--- Supplied records ---
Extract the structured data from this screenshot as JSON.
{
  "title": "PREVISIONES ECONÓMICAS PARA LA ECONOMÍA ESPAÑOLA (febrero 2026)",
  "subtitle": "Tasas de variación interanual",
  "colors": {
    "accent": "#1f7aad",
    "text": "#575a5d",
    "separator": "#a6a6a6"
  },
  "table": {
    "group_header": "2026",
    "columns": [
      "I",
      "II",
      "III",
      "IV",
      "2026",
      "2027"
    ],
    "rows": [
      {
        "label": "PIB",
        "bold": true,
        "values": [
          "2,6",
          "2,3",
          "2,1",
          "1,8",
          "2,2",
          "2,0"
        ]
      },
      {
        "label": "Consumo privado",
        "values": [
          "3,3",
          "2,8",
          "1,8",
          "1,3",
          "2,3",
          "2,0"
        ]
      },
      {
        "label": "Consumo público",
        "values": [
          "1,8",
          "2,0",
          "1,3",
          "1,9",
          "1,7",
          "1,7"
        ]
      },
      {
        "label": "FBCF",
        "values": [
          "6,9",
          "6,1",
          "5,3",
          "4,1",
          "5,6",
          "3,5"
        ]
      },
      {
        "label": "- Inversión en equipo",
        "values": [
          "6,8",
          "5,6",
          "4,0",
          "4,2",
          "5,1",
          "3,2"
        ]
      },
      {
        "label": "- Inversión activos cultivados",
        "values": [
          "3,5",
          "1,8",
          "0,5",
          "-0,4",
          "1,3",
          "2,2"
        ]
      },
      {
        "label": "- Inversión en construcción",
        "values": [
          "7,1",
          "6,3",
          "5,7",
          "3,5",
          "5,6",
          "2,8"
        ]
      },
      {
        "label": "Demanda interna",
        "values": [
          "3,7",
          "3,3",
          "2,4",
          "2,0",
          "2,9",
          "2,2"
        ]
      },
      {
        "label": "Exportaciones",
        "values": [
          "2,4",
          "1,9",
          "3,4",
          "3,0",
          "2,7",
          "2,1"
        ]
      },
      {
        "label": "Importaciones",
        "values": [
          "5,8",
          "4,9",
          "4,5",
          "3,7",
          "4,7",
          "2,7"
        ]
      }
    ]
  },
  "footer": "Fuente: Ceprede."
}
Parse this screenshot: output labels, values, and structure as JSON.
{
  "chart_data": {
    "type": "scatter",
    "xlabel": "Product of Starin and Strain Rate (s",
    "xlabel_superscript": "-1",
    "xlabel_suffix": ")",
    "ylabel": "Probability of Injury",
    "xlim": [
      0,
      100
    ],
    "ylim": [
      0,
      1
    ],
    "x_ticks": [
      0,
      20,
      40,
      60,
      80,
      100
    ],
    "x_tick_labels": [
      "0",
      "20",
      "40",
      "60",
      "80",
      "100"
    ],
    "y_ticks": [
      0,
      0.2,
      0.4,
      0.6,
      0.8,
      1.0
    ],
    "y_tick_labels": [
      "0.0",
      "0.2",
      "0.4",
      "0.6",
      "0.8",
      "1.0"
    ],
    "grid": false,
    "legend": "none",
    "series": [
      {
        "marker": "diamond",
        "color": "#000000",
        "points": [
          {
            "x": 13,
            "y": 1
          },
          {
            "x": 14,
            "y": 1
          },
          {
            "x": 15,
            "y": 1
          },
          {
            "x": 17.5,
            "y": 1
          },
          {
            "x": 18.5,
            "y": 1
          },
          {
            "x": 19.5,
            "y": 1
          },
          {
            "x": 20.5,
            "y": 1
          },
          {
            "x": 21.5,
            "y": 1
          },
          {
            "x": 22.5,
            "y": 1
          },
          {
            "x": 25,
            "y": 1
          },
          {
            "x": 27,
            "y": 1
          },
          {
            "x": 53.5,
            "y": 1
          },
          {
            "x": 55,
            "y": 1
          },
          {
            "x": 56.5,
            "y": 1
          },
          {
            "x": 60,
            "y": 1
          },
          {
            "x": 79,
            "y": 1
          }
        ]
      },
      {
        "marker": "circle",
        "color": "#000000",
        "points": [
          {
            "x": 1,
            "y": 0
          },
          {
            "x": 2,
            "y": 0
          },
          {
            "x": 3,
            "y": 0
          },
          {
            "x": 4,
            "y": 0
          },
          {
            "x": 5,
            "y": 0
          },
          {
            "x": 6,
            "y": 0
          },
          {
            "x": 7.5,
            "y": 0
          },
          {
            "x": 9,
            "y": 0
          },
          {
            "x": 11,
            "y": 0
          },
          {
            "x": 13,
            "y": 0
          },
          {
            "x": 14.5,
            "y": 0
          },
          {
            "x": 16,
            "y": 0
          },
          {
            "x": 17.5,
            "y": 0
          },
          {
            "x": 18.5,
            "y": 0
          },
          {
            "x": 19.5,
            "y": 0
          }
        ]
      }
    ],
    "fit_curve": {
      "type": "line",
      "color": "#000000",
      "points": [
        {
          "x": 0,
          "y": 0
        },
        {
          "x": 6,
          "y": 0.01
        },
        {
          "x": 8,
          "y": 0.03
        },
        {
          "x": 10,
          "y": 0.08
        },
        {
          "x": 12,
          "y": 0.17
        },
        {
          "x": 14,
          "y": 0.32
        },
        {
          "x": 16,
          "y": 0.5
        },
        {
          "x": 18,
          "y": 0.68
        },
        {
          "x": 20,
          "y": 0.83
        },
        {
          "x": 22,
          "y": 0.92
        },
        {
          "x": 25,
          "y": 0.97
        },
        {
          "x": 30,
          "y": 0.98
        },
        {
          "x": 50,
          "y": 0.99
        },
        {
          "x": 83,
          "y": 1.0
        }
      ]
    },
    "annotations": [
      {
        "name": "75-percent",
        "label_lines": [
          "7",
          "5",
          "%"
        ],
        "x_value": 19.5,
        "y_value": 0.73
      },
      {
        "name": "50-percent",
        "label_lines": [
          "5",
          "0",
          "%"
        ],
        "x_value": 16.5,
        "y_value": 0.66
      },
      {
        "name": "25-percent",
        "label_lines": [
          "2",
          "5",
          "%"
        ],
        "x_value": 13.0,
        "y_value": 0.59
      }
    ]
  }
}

--- Exercise directions ---
Your task is to quote the listing above word for word.

--- Task output ---
Extract the structured data from this screenshot as JSON.
{
  "title": "PREVISIONES ECONÓMICAS PARA LA ECONOMÍA ESPAÑOLA (febrero 2026)",
  "subtitle": "Tasas de variación interanual",
  "colors": {
    "accent": "#1f7aad",
    "text": "#575a5d",
    "separator": "#a6a6a6"
  },
  "table": {
    "group_header": "2026",
    "columns": [
      "I",
      "II",
      "III",
      "IV",
      "2026",
      "2027"
    ],
    "rows": [
      {
        "label": "PIB",
        "bold": true,
        "values": [
          "2,6",
          "2,3",
          "2,1",
          "1,8",
          "2,2",
          "2,0"
        ]
      },
      {
        "label": "Consumo privado",
        "values": [
          "3,3",
          "2,8",
          "1,8",
          "1,3",
          "2,3",
          "2,0"
        ]
      },
      {
        "label": "Consumo público",
        "values": [
          "1,8",
          "2,0",
          "1,3",
          "1,9",
          "1,7",
          "1,7"
        ]
      },
      {
        "label": "FBCF",
        "values": [
          "6,9",
          "6,1",
          "5,3",
          "4,1",
          "5,6",
          "3,5"
        ]
      },
      {
        "label": "- Inversión en equipo",
        "values": [
          "6,8",
          "5,6",
          "4,0",
          "4,2",
          "5,1",
          "3,2"
        ]
      },
      {
        "label": "- Inversión activos cultivados",
        "values": [
          "3,5",
          "1,8",
          "0,5",
          "-0,4",
          "1,3",
          "2,2"
        ]
      },
      {
        "label": "- Inversión en construcción",
        "values": [
          "7,1",
          "6,3",
          "5,7",
          "3,5",
          "5,6",
          "2,8"
        ]
      },
      {
        "label": "Demanda interna",
        "values": [
          "3,7",
          "3,3",
          "2,4",
          "2,0",
          "2,9",
          "2,2"
        ]
      },
      {
        "label": "Exportaciones",
        "values": [
          "2,4",
          "1,9",
          "3,4",
          "3,0",
          "2,7",
          "2,1"
        ]
      },
      {
        "label": "Importaciones",
        "values": [
          "5,8",
          "4,9",
          "4,5",
          "3,7",
          "4,7",
          "2,7"
        ]
      }
    ]
  },
  "footer": "Fuente: Ceprede."
}
Parse this screenshot: output labels, values, and structure as JSON.
{
  "chart_data": {
    "type": "scatter",
    "xlabel": "Product of Starin and Strain Rate (s",
    "xlabel_superscript": "-1",
    "xlabel_suffix": ")",
    "ylabel": "Probability of Injury",
    "xlim": [
      0,
      100
    ],
    "ylim": [
      0,
      1
    ],
    "x_ticks": [
      0,
      20,
      40,
      60,
      80,
      100
    ],
    "x_tick_labels": [
      "0",
      "20",
      "40",
      "60",
      "80",
      "100"
    ],
    "y_ticks": [
      0,
      0.2,
      0.4,
      0.6,
      0.8,
      1.0
    ],
    "y_tick_labels": [
      "0.0",
      "0.2",
      "0.4",
      "0.6",
      "0.8",
      "1.0"
    ],
    "grid": false,
    "legend": "none",
    "series": [
      {
        "marker": "diamond",
        "color": "#000000",
        "points": [
          {
            "x": 13,
            "y": 1
          },
          {
            "x": 14,
            "y": 1
          },
          {
            "x": 15,
            "y": 1
          },
          {
            "x": 17.5,
            "y": 1
          },
          {
            "x": 18.5,
            "y": 1
          },
          {
            "x": 19.5,
            "y": 1
          },
          {
            "x": 20.5,
            "y": 1
          },
          {
            "x": 21.5,
            "y": 1
          },
          {
            "x": 22.5,
            "y": 1
          },
          {
            "x": 25,
            "y": 1
          },
          {
            "x": 27,
            "y": 1
          },
          {
            "x": 53.5,
            "y": 1
          },
          {
            "x": 55,
            "y": 1
          },
          {
            "x": 56.5,
            "y": 1
          },
          {
            "x": 60,
            "y": 1
          },
          {
            "x": 79,
            "y": 1
          }
        ]
      },
      {
        "marker": "circle",
        "color": "#000000",
        "points": [
          {
            "x": 1,
            "y": 0
          },
          {
            "x": 2,
            "y": 0
          },
          {
            "x": 3,
            "y": 0
          },
          {
            "x": 4,
            "y": 0
          },
          {
            "x": 5,
            "y": 0
          },
          {
            "x": 6,
            "y": 0
          },
          {
            "x": 7.5,
            "y": 0
          },
          {
            "x": 9,
            "y": 0
          },
          {
            "x": 11,
            "y": 0
          },
          {
            "x": 13,
            "y": 0
          },
          {
            "x": 14.5,
            "y": 0
          },
          {
            "x": 16,
            "y": 0
          },
          {
            "x": 17.5,
            "y": 0
          },
          {
            "x": 18.5,
            "y": 0
          },
          {
            "x": 19.5,
            "y": 0
          }
        ]
      }
    ],
    "fit_curve": {
      "type": "line",
      "color": "#000000",
      "points": [
        {
          "x": 0,
          "y": 0
        },
        {
          "x": 6,
          "y": 0.01
        },
        {
          "x": 8,
          "y": 0.03
        },
        {
          "x": 10,
          "y": 0.08
        },
        {
          "x": 12,
          "y": 0.17
        },
        {
          "x": 14,
          "y": 0.32
        },
        {
          "x": 16,
          "y": 0.5
        },
        {
          "x": 18,
          "y": 0.68
        },
        {
          "x": 20,
          "y": 0.83
        },
        {
          "x": 22,
          "y": 0.92
        },
        {
          "x": 25,
          "y": 0.97
        },
        {
          "x": 30,
          "y": 0.98
        },
        {
          "x": 50,
          "y": 0.99
        },
        {
          "x": 83,
          "y": 1.0
        }
      ]
    },
    "annotations": [
      {
        "name": "75-percent",
        "label_lines": [
          "7",
          "5",
          "%"
        ],
        "x_value": 19.5,
        "y_value": 0.73
      },
      {
        "name": "50-percent",
        "label_lines": [
          "5",
          "0",
          "%"
        ],
        "x_value": 16.5,
        "y_value": 0.66
      },
      {
        "name": "25-percent",
        "label_lines": [
          "2",
          "5",
          "%"
        ],
        "x_value": 13.0,
        "y_value": 0.59
      }
    ]
  }
}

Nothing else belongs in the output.